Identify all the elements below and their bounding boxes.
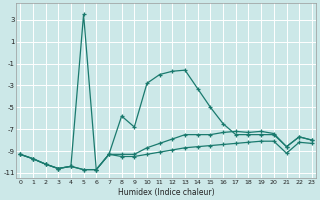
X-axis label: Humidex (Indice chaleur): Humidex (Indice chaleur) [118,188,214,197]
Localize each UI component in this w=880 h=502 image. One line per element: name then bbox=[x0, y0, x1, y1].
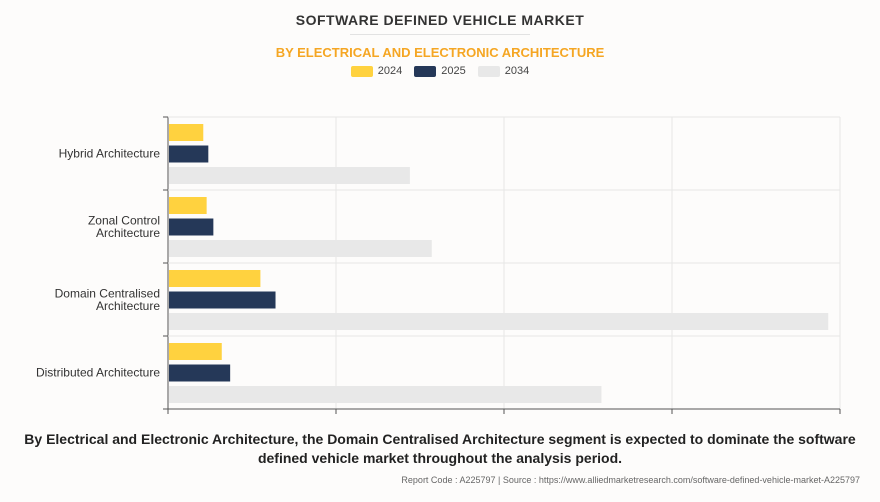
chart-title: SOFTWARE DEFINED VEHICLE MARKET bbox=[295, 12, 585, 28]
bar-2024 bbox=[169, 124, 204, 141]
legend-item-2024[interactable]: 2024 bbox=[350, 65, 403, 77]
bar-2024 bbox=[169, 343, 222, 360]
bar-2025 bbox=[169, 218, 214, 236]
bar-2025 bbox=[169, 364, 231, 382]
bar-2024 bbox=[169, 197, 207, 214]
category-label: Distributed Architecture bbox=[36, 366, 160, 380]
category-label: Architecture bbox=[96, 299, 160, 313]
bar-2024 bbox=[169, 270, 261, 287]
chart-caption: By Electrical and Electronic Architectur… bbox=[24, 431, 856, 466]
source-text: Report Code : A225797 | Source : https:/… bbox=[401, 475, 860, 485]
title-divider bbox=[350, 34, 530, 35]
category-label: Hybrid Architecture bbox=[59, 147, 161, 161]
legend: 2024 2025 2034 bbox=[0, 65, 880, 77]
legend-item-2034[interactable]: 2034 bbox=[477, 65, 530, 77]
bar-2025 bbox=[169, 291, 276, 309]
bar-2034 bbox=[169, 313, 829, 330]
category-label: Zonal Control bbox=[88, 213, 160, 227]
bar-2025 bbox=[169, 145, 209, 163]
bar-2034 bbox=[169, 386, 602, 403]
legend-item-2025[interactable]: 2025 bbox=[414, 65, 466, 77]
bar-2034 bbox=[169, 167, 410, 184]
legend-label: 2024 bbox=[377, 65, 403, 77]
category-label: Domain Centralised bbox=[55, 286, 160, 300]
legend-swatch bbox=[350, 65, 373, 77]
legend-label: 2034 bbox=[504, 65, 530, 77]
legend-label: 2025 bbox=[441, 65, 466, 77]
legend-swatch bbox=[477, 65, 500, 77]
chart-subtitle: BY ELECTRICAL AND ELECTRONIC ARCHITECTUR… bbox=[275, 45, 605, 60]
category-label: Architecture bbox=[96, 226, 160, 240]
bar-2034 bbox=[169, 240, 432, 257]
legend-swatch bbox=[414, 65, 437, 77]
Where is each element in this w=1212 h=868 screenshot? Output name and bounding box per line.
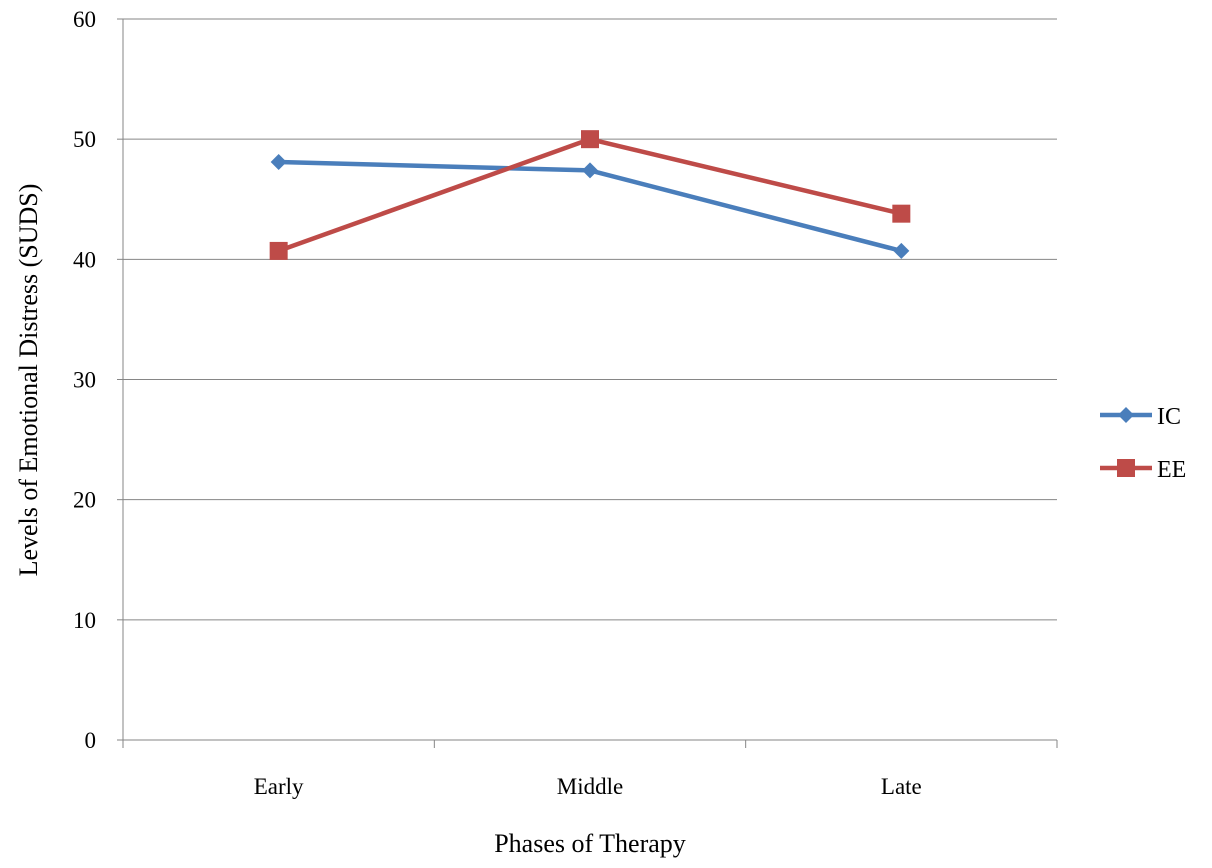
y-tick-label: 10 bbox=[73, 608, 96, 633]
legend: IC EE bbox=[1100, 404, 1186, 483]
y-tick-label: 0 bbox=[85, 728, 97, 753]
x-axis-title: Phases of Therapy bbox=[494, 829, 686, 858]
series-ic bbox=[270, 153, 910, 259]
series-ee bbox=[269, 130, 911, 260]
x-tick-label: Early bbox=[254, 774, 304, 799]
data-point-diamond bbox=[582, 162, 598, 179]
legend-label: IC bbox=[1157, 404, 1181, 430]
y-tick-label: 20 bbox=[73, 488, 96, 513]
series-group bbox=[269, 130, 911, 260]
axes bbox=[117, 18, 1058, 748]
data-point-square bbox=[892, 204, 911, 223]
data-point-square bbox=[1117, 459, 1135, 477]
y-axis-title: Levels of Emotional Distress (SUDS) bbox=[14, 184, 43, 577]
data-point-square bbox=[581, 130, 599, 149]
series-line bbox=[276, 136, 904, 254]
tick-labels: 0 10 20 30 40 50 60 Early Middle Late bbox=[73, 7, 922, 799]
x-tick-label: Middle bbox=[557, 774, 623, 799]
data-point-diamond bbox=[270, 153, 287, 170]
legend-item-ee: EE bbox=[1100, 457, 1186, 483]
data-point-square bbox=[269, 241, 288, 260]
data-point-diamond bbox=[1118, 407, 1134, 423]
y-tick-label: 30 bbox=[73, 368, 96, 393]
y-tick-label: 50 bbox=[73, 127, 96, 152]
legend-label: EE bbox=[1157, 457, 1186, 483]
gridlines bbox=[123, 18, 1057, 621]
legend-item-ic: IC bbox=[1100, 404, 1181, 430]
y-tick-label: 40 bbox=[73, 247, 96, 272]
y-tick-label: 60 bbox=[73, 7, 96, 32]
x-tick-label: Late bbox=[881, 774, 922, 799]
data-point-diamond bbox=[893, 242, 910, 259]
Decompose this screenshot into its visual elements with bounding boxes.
- - - - - - -
What to work on — Which lines run from the one with "chart-title: SOFTWARE DEFINED" through the one with "bar-2025 bbox=[169, 218, 214, 236]" in the entries above? Copy those lines out again word for word, both ends included.

Answer below —
chart-title: SOFTWARE DEFINED VEHICLE MARKET bbox=[295, 12, 585, 28]
bar-2024 bbox=[169, 124, 204, 141]
legend-item-2024[interactable]: 2024 bbox=[350, 65, 403, 77]
bar-2024 bbox=[169, 343, 222, 360]
bar-2025 bbox=[169, 218, 214, 236]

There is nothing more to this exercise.